Word for word, copy all the data and drop the pictures.

[begin PROVIDED MATERIAL]

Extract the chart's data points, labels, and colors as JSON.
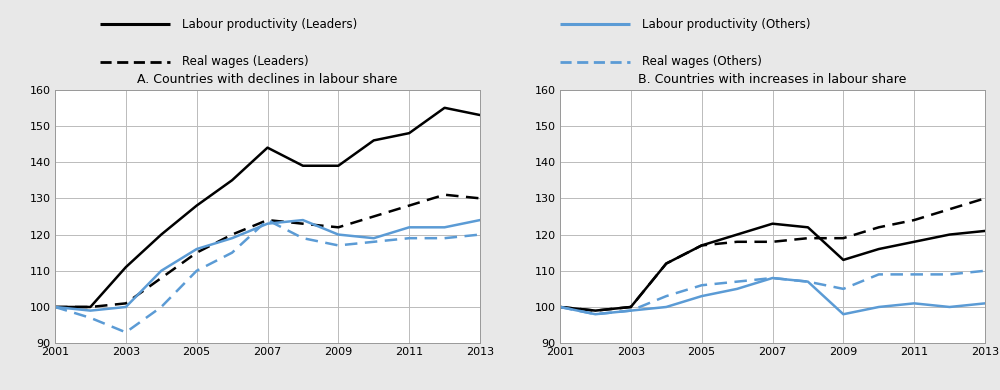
{
  "years": [
    2001,
    2002,
    2003,
    2004,
    2005,
    2006,
    2007,
    2008,
    2009,
    2010,
    2011,
    2012,
    2013
  ],
  "panel_A": {
    "title": "A. Countries with declines in labour share",
    "labour_prod_leaders": [
      100,
      100,
      111,
      120,
      128,
      135,
      144,
      139,
      139,
      146,
      148,
      155,
      153
    ],
    "real_wages_leaders": [
      100,
      100,
      101,
      108,
      115,
      120,
      124,
      123,
      122,
      125,
      128,
      131,
      130
    ],
    "labour_prod_others": [
      100,
      99,
      100,
      110,
      116,
      119,
      123,
      124,
      120,
      119,
      122,
      122,
      124
    ],
    "real_wages_others": [
      100,
      97,
      93,
      100,
      110,
      115,
      124,
      119,
      117,
      118,
      119,
      119,
      120
    ]
  },
  "panel_B": {
    "title": "B. Countries with increases in labour share",
    "labour_prod_leaders": [
      100,
      99,
      100,
      112,
      117,
      120,
      123,
      122,
      113,
      116,
      118,
      120,
      121
    ],
    "real_wages_leaders": [
      100,
      99,
      100,
      112,
      117,
      118,
      118,
      119,
      119,
      122,
      124,
      127,
      130
    ],
    "labour_prod_others": [
      100,
      98,
      99,
      100,
      103,
      105,
      108,
      107,
      98,
      100,
      101,
      100,
      101
    ],
    "real_wages_others": [
      100,
      98,
      99,
      103,
      106,
      107,
      108,
      107,
      105,
      109,
      109,
      109,
      110
    ]
  },
  "colors": {
    "leaders_solid": "#000000",
    "others_solid": "#5b9bd5",
    "leaders_dashed": "#000000",
    "others_dashed": "#5b9bd5"
  },
  "legend_items": [
    {
      "label": "Labour productivity (Leaders)",
      "color": "#000000",
      "linestyle": "solid",
      "col": 0,
      "row": 0
    },
    {
      "label": "Real wages (Leaders)",
      "color": "#000000",
      "linestyle": "dashed",
      "col": 0,
      "row": 1
    },
    {
      "label": "Labour productivity (Others)",
      "color": "#5b9bd5",
      "linestyle": "solid",
      "col": 1,
      "row": 0
    },
    {
      "label": "Real wages (Others)",
      "color": "#5b9bd5",
      "linestyle": "dashed",
      "col": 1,
      "row": 1
    }
  ],
  "ylim": [
    90,
    160
  ],
  "yticks": [
    90,
    100,
    110,
    120,
    130,
    140,
    150,
    160
  ],
  "xticks": [
    2001,
    2003,
    2005,
    2007,
    2009,
    2011,
    2013
  ],
  "background_color": "#e8e8e8",
  "plot_bg_color": "#ffffff",
  "grid_color": "#bbbbbb",
  "linewidth": 1.8,
  "title_fontsize": 9,
  "tick_fontsize": 8,
  "legend_fontsize": 8.5
}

[end PROVIDED MATERIAL]

IN RESPONSE ▸
Extract the chart's data points, labels, and colors as JSON.
{
  "years": [
    2001,
    2002,
    2003,
    2004,
    2005,
    2006,
    2007,
    2008,
    2009,
    2010,
    2011,
    2012,
    2013
  ],
  "panel_A": {
    "title": "A. Countries with declines in labour share",
    "labour_prod_leaders": [
      100,
      100,
      111,
      120,
      128,
      135,
      144,
      139,
      139,
      146,
      148,
      155,
      153
    ],
    "real_wages_leaders": [
      100,
      100,
      101,
      108,
      115,
      120,
      124,
      123,
      122,
      125,
      128,
      131,
      130
    ],
    "labour_prod_others": [
      100,
      99,
      100,
      110,
      116,
      119,
      123,
      124,
      120,
      119,
      122,
      122,
      124
    ],
    "real_wages_others": [
      100,
      97,
      93,
      100,
      110,
      115,
      124,
      119,
      117,
      118,
      119,
      119,
      120
    ]
  },
  "panel_B": {
    "title": "B. Countries with increases in labour share",
    "labour_prod_leaders": [
      100,
      99,
      100,
      112,
      117,
      120,
      123,
      122,
      113,
      116,
      118,
      120,
      121
    ],
    "real_wages_leaders": [
      100,
      99,
      100,
      112,
      117,
      118,
      118,
      119,
      119,
      122,
      124,
      127,
      130
    ],
    "labour_prod_others": [
      100,
      98,
      99,
      100,
      103,
      105,
      108,
      107,
      98,
      100,
      101,
      100,
      101
    ],
    "real_wages_others": [
      100,
      98,
      99,
      103,
      106,
      107,
      108,
      107,
      105,
      109,
      109,
      109,
      110
    ]
  },
  "colors": {
    "leaders_solid": "#000000",
    "others_solid": "#5b9bd5",
    "leaders_dashed": "#000000",
    "others_dashed": "#5b9bd5"
  },
  "legend_items": [
    {
      "label": "Labour productivity (Leaders)",
      "color": "#000000",
      "linestyle": "solid",
      "col": 0,
      "row": 0
    },
    {
      "label": "Real wages (Leaders)",
      "color": "#000000",
      "linestyle": "dashed",
      "col": 0,
      "row": 1
    },
    {
      "label": "Labour productivity (Others)",
      "color": "#5b9bd5",
      "linestyle": "solid",
      "col": 1,
      "row": 0
    },
    {
      "label": "Real wages (Others)",
      "color": "#5b9bd5",
      "linestyle": "dashed",
      "col": 1,
      "row": 1
    }
  ],
  "ylim": [
    90,
    160
  ],
  "yticks": [
    90,
    100,
    110,
    120,
    130,
    140,
    150,
    160
  ],
  "xticks": [
    2001,
    2003,
    2005,
    2007,
    2009,
    2011,
    2013
  ],
  "background_color": "#e8e8e8",
  "plot_bg_color": "#ffffff",
  "grid_color": "#bbbbbb",
  "linewidth": 1.8,
  "title_fontsize": 9,
  "tick_fontsize": 8,
  "legend_fontsize": 8.5
}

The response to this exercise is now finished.